> **Direction**
Search the material for the string "values", then report how many lines hold it, with no other text.

****************************************

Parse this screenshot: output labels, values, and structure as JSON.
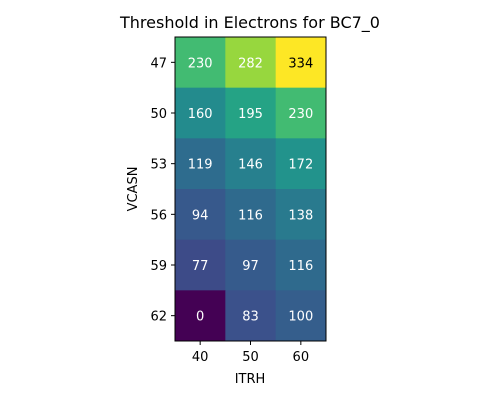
{
  "chart_data": {
    "type": "heatmap",
    "title": "Threshold in Electrons for BC7_0",
    "xlabel": "ITRH",
    "ylabel": "VCASN",
    "x_categories": [
      "40",
      "50",
      "60"
    ],
    "y_categories": [
      "47",
      "50",
      "53",
      "56",
      "59",
      "62"
    ],
    "values": [
      [
        230,
        282,
        334
      ],
      [
        160,
        195,
        230
      ],
      [
        119,
        146,
        172
      ],
      [
        94,
        116,
        138
      ],
      [
        77,
        97,
        116
      ],
      [
        0,
        83,
        100
      ]
    ],
    "colormap": "viridis",
    "value_range": [
      0,
      334
    ],
    "grid": false
  }
}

****************************************

> **Solved exercise**
2